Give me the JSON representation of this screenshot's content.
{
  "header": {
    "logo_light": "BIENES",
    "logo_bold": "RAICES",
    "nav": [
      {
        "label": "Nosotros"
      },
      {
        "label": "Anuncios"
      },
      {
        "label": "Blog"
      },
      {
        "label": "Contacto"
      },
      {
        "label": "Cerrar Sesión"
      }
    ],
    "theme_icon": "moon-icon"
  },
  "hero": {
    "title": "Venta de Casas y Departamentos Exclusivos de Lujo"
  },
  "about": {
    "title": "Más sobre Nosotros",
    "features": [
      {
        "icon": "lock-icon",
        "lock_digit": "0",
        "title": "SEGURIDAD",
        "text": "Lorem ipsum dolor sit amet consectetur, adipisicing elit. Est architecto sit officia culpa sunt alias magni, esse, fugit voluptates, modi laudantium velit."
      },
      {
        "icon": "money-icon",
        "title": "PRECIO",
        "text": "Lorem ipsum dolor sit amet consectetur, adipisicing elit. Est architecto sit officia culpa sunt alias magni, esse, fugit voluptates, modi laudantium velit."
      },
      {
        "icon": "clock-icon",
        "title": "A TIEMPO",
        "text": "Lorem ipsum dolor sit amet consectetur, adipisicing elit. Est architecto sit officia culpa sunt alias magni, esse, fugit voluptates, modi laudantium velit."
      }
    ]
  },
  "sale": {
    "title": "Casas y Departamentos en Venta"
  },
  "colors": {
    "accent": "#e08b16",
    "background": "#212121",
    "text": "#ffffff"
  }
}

Stated task:
Search the data above for the string "Departamentos" and copy each line that has it.

Exercise result:
    "title": "Venta de Casas y Departamentos Exclusivos de Lujo"
    "title": "Casas y Departamentos en Venta"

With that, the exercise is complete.